• BRIEF:
Copy each line of the entries beneath that contains the word "سورة".

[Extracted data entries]

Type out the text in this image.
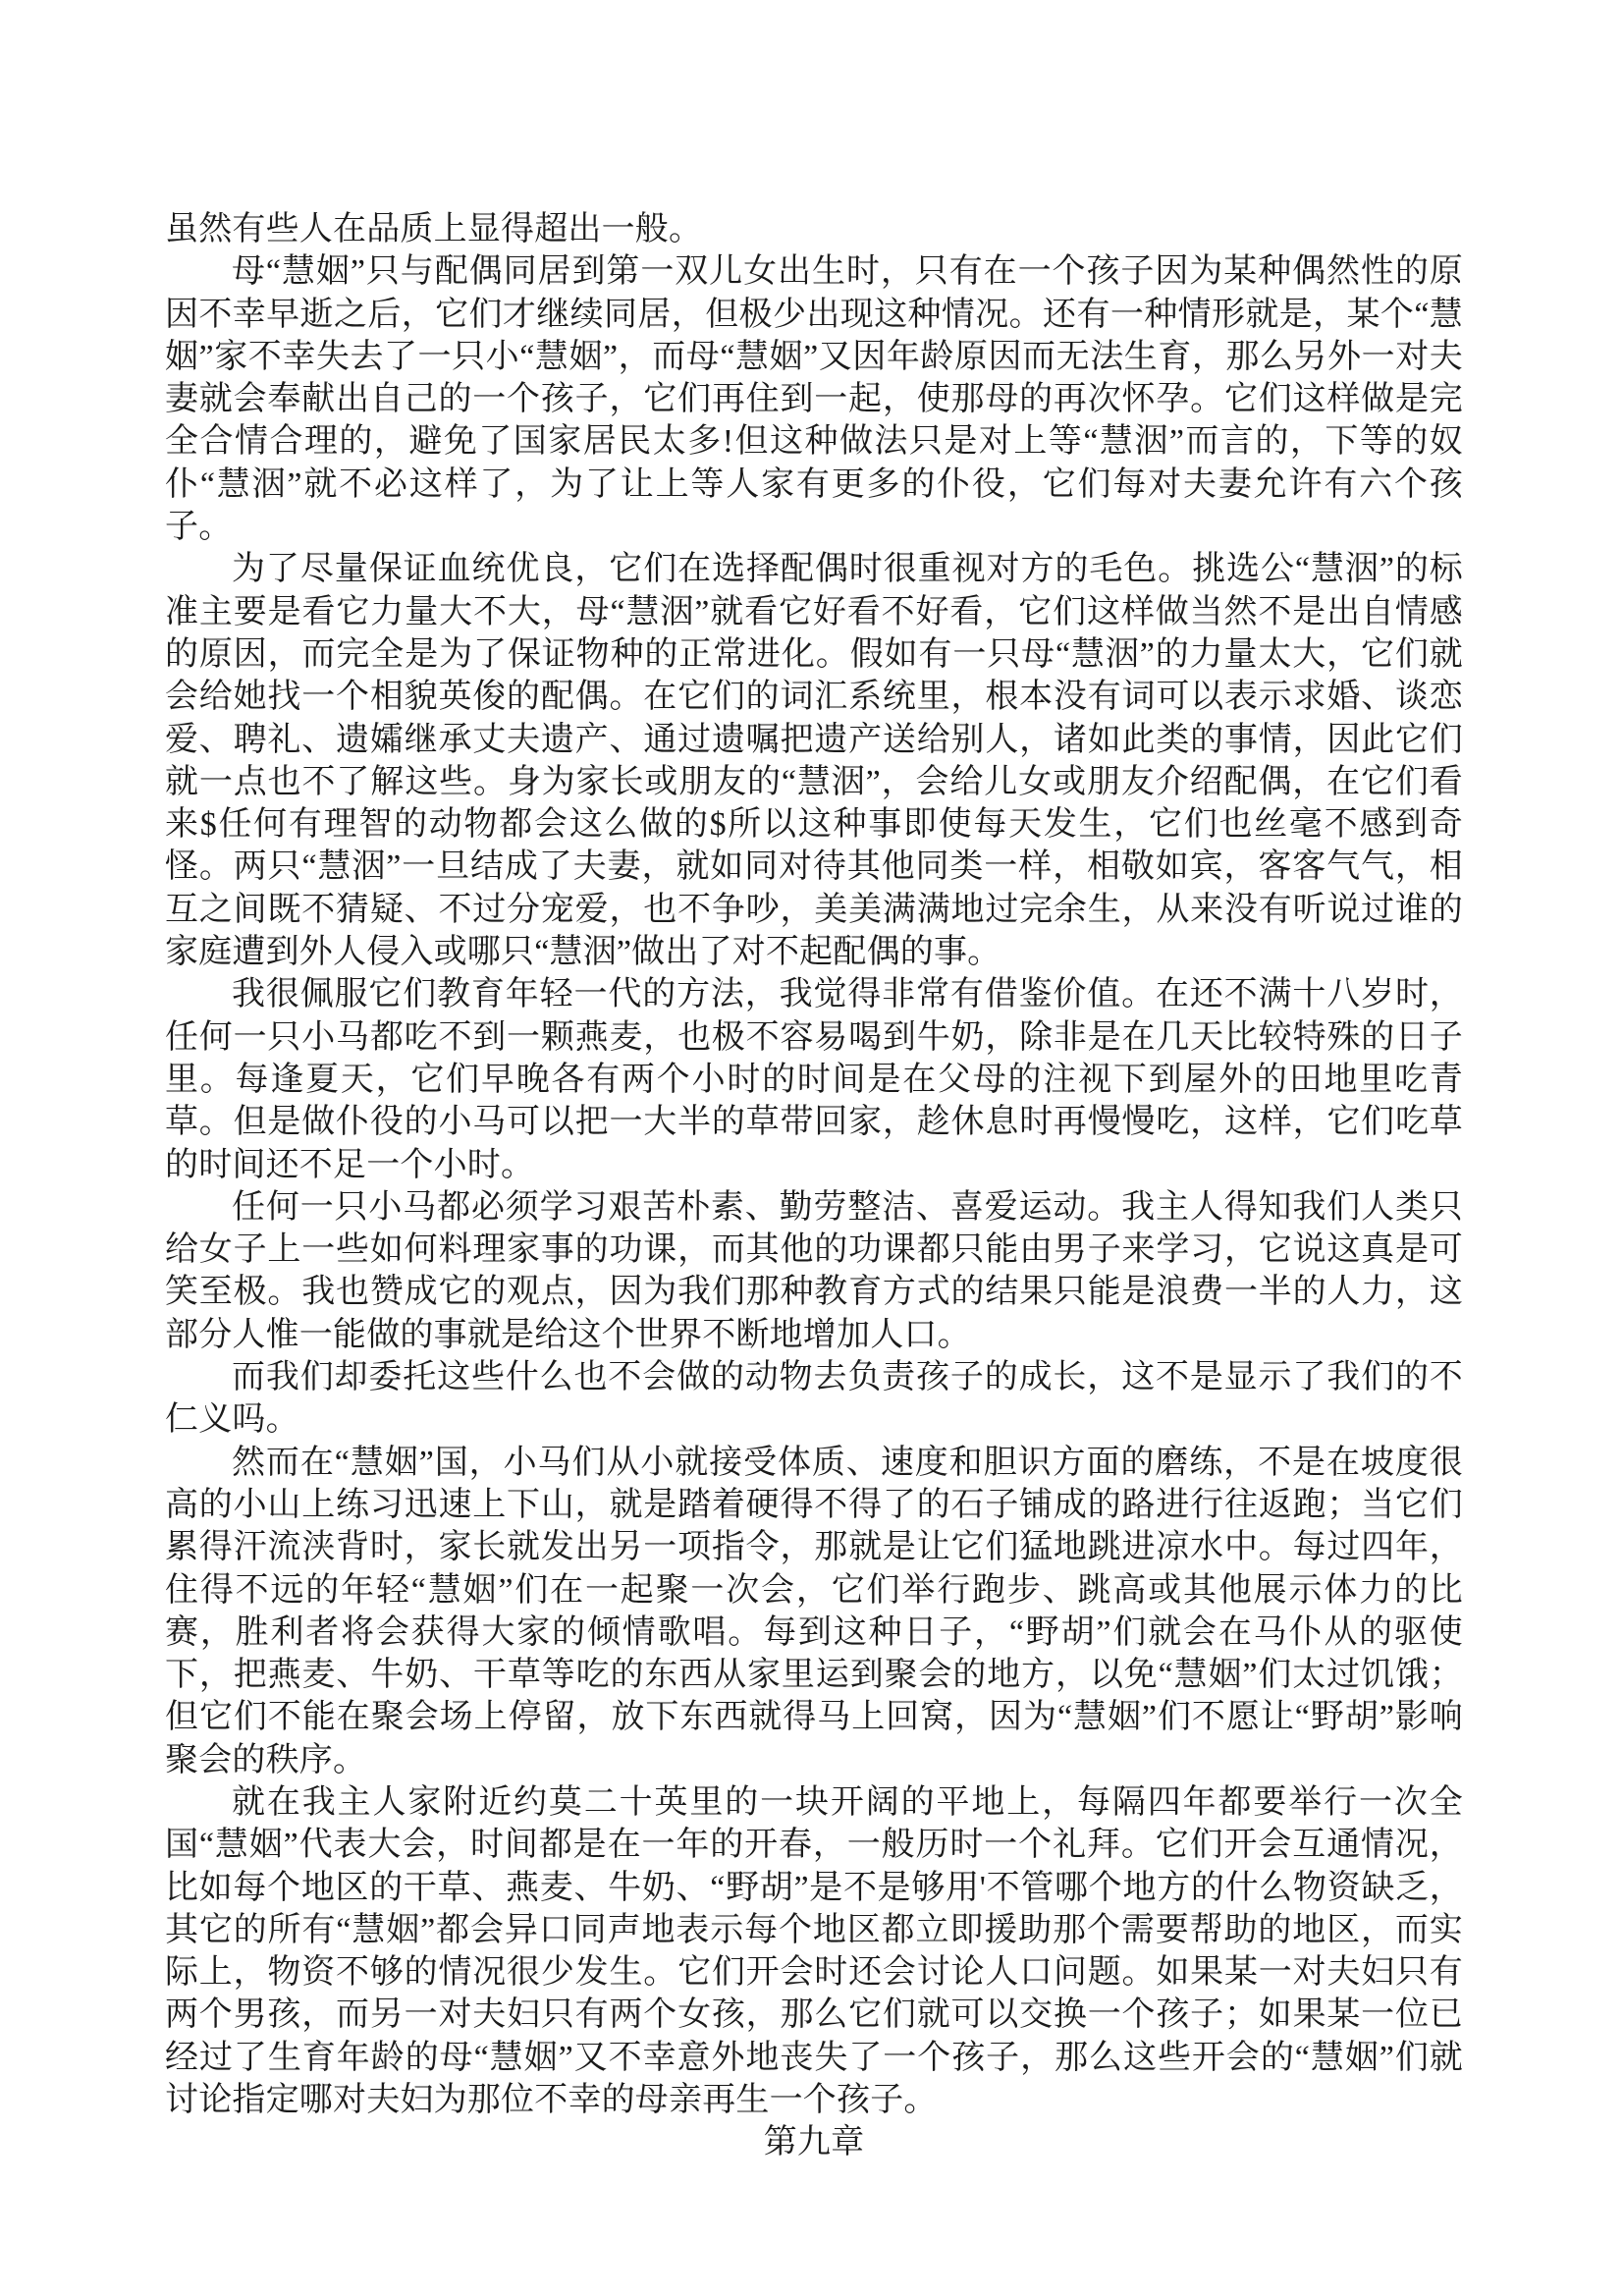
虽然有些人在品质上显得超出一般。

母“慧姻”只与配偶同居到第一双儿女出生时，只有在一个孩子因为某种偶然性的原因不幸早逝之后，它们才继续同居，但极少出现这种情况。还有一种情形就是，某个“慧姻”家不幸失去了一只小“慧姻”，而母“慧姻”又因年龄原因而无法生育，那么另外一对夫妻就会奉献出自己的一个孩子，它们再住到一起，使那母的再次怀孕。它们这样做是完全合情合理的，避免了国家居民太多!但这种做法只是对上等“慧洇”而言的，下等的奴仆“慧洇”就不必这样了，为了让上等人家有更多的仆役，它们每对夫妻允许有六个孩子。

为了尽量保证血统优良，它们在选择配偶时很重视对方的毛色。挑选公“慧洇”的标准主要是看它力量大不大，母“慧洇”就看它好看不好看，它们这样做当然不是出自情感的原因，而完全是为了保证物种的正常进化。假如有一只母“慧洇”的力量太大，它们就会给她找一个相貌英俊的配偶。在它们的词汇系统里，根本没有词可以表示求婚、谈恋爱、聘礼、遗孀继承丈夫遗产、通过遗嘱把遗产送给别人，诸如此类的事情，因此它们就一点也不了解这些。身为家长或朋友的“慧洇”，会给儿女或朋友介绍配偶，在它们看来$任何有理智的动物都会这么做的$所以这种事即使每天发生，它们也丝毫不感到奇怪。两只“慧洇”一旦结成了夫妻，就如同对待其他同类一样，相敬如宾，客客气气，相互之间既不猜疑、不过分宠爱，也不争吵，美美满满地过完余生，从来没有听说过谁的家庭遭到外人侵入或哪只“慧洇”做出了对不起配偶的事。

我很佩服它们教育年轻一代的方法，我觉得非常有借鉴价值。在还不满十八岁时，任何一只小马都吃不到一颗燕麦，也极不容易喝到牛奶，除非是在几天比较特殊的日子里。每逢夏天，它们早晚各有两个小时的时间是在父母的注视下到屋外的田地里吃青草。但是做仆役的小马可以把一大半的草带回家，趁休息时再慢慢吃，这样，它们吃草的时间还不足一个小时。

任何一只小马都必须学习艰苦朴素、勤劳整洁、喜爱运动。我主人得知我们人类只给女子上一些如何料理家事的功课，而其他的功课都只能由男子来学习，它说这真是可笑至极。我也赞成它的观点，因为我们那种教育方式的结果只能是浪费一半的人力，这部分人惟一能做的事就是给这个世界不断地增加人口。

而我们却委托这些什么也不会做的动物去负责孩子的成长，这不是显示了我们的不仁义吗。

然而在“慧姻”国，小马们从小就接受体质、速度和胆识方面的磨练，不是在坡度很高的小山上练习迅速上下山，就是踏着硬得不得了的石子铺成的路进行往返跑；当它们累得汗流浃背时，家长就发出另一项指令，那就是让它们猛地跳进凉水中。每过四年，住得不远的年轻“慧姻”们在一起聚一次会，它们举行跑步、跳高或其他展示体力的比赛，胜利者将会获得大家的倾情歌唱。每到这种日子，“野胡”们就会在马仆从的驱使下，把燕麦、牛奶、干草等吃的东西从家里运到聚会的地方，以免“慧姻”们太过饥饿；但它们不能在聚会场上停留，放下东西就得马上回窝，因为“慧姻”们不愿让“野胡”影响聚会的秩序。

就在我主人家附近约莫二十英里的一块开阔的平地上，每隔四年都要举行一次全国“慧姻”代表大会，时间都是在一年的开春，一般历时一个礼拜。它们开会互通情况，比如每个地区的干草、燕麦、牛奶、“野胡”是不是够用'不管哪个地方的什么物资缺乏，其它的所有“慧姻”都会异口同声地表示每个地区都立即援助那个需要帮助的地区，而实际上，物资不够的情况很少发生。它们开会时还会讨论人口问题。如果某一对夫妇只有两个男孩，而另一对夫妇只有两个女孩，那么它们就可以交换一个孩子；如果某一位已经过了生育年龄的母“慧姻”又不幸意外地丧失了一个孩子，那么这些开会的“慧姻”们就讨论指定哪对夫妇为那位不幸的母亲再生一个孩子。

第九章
* * *
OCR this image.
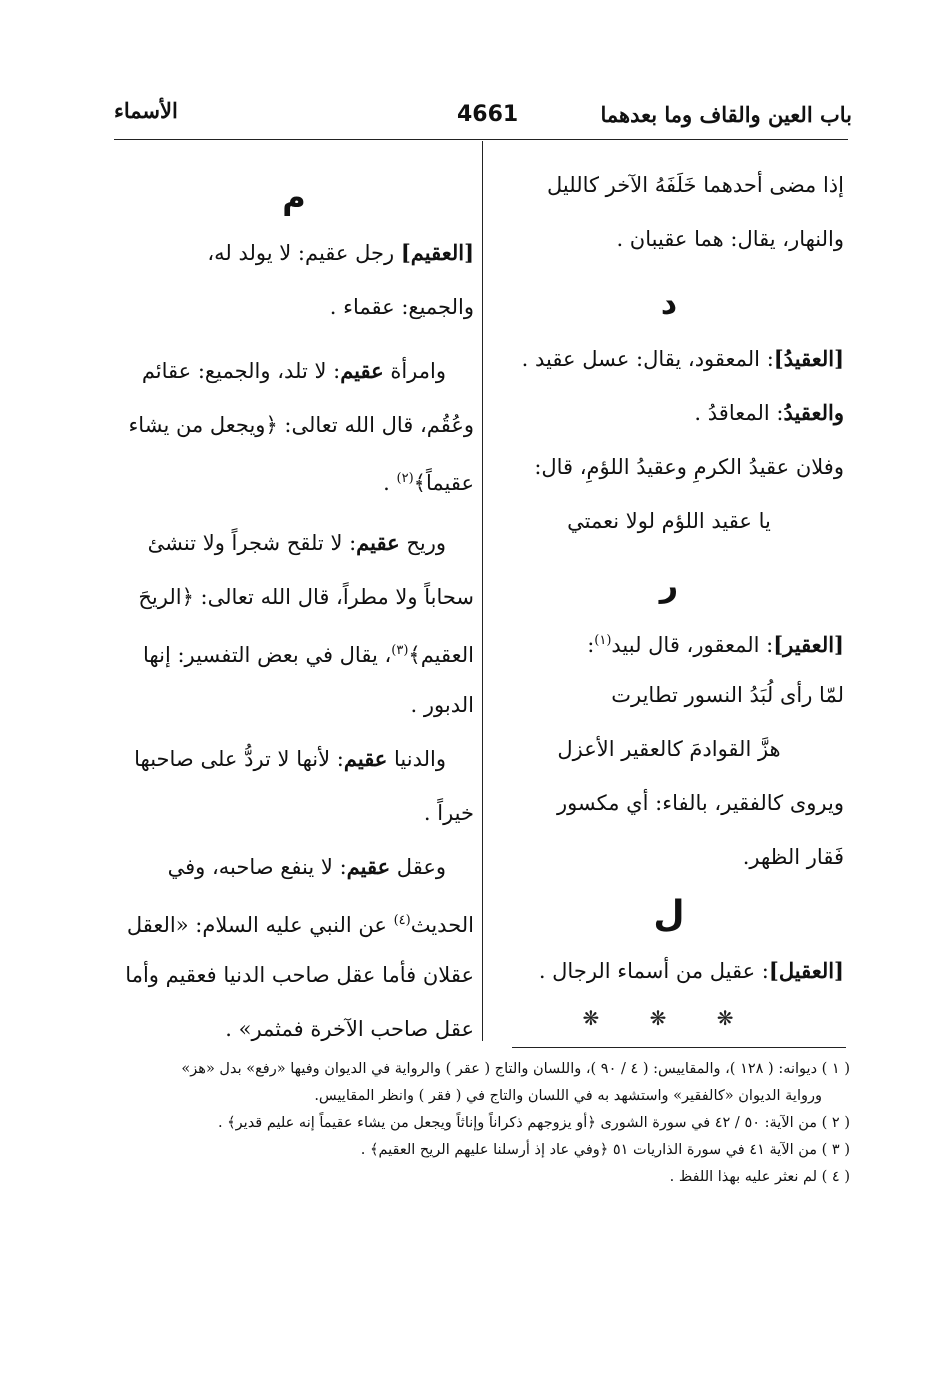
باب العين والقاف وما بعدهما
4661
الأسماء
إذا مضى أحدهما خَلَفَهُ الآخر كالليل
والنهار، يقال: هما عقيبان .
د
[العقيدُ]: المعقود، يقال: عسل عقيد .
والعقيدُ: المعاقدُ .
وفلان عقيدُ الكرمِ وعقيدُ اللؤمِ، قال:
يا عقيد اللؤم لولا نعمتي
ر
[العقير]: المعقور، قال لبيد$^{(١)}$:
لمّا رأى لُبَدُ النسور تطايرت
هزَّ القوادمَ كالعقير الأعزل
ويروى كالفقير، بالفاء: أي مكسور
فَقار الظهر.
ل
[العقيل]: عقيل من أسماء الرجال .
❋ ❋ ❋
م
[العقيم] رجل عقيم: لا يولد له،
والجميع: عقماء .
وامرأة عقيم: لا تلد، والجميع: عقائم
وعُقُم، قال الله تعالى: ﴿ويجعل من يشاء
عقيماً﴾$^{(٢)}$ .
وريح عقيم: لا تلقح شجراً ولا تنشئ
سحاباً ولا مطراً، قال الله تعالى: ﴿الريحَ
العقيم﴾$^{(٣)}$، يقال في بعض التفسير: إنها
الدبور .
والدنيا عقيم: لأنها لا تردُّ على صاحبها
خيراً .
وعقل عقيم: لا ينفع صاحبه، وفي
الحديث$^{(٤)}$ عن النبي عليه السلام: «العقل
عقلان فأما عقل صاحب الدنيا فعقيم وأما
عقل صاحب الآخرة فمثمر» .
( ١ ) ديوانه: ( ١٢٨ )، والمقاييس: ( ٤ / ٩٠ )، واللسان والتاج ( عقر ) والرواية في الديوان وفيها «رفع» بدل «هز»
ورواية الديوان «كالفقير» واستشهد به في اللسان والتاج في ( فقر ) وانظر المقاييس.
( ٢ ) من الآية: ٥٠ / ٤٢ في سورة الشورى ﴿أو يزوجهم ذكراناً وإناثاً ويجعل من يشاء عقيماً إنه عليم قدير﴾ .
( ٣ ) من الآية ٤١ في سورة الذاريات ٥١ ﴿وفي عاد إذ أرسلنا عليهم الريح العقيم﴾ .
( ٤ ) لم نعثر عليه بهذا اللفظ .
---
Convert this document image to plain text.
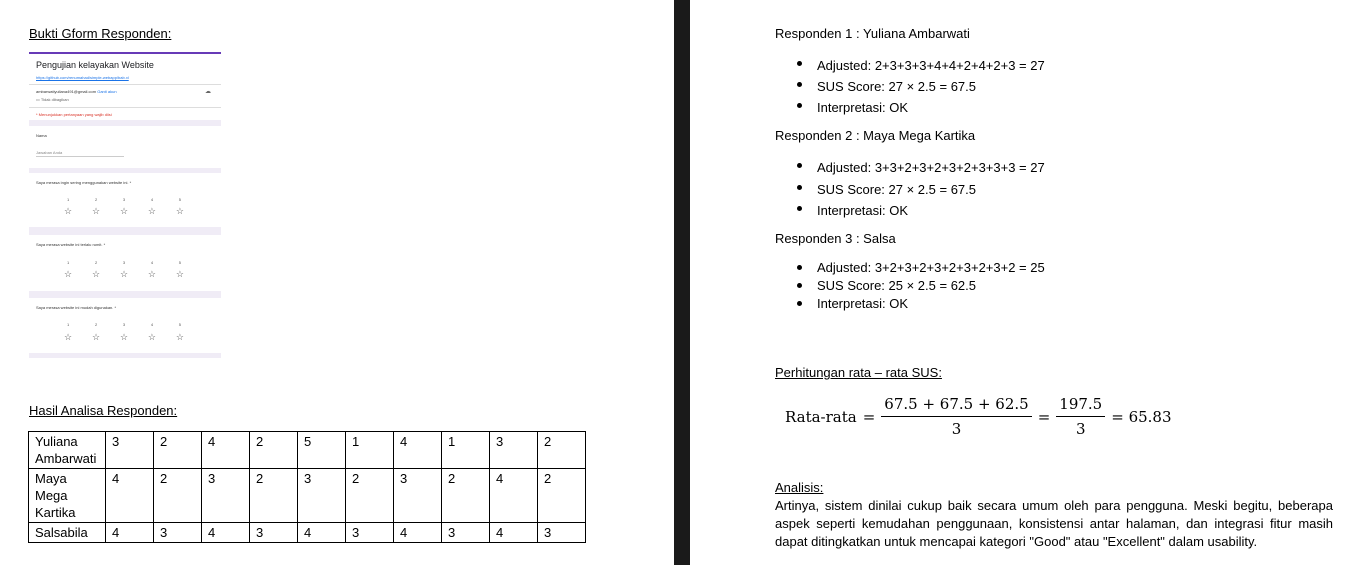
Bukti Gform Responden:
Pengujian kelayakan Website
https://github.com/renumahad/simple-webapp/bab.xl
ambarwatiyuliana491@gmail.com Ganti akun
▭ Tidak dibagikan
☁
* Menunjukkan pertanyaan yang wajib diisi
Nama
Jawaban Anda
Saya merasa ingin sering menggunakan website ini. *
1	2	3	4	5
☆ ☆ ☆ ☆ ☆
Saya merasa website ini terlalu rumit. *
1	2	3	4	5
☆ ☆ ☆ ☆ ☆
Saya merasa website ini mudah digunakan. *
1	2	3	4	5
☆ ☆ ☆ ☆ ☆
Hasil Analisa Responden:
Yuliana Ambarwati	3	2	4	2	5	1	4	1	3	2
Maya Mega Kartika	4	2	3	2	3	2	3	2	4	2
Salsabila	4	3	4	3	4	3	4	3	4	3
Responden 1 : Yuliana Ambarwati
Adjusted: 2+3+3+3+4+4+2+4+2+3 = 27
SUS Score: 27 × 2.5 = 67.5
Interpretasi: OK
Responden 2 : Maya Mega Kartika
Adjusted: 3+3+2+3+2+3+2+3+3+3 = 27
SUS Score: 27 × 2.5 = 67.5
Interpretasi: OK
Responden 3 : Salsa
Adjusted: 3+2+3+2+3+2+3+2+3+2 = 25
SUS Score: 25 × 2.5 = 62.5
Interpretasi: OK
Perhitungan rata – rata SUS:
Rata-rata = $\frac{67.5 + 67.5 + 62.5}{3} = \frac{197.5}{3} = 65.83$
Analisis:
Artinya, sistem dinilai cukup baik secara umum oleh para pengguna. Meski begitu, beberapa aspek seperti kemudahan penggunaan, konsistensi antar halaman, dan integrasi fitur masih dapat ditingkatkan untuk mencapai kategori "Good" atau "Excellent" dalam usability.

• THE REPLY:
( ٢ ) من الآية: ٥٠ / ٤٢ في سورة الشورى ﴿أو يزوجهم ذكراناً وإناثاً ويجعل من يشاء عقيماً إنه عليم قدير﴾ .
( ٣ ) من الآية ٤١ في سورة الذاريات ٥١ ﴿وفي عاد إذ أرسلنا عليهم الريح العقيم﴾ .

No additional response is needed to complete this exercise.